Task statement:
Write the listing out again, all of it, word for word.

Input material:
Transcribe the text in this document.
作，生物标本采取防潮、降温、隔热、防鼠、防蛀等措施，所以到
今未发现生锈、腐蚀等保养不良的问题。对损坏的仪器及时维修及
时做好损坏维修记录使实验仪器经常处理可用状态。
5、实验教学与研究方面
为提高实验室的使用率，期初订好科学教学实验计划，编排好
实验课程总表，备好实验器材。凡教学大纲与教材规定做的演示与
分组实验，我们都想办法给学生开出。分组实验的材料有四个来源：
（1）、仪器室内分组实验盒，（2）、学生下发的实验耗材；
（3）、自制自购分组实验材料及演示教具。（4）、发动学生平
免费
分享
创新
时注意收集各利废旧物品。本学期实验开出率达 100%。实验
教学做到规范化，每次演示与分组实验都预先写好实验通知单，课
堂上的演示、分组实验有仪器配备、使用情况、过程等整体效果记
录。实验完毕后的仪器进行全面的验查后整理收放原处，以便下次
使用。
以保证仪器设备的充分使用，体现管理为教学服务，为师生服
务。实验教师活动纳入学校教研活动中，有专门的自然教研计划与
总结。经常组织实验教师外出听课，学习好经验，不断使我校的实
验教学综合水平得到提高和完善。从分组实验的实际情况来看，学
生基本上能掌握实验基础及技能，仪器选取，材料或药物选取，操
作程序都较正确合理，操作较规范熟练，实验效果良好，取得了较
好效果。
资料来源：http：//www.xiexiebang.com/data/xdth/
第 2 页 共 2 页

Reply to the task:
Transcribe the text in this document.
作，生物标本采取防潮、降温、隔热、防鼠、防蛀等措施，所以到
今未发现生锈、腐蚀等保养不良的问题。对损坏的仪器及时维修及
时做好损坏维修记录使实验仪器经常处理可用状态。
5、实验教学与研究方面
为提高实验室的使用率，期初订好科学教学实验计划，编排好
实验课程总表，备好实验器材。凡教学大纲与教材规定做的演示与
分组实验，我们都想办法给学生开出。分组实验的材料有四个来源：
（1）、仪器室内分组实验盒，（2）、学生下发的实验耗材；
（3）、自制自购分组实验材料及演示教具。（4）、发动学生平
免费
分享
创新
时注意收集各利废旧物品。本学期实验开出率达 100%。实验
教学做到规范化，每次演示与分组实验都预先写好实验通知单，课
堂上的演示、分组实验有仪器配备、使用情况、过程等整体效果记
录。实验完毕后的仪器进行全面的验查后整理收放原处，以便下次
使用。
以保证仪器设备的充分使用，体现管理为教学服务，为师生服
务。实验教师活动纳入学校教研活动中，有专门的自然教研计划与
总结。经常组织实验教师外出听课，学习好经验，不断使我校的实
验教学综合水平得到提高和完善。从分组实验的实际情况来看，学
生基本上能掌握实验基础及技能，仪器选取，材料或药物选取，操
作程序都较正确合理，操作较规范熟练，实验效果良好，取得了较
好效果。
资料来源：http：//www.xiexiebang.com/data/xdth/
第 2 页 共 2 页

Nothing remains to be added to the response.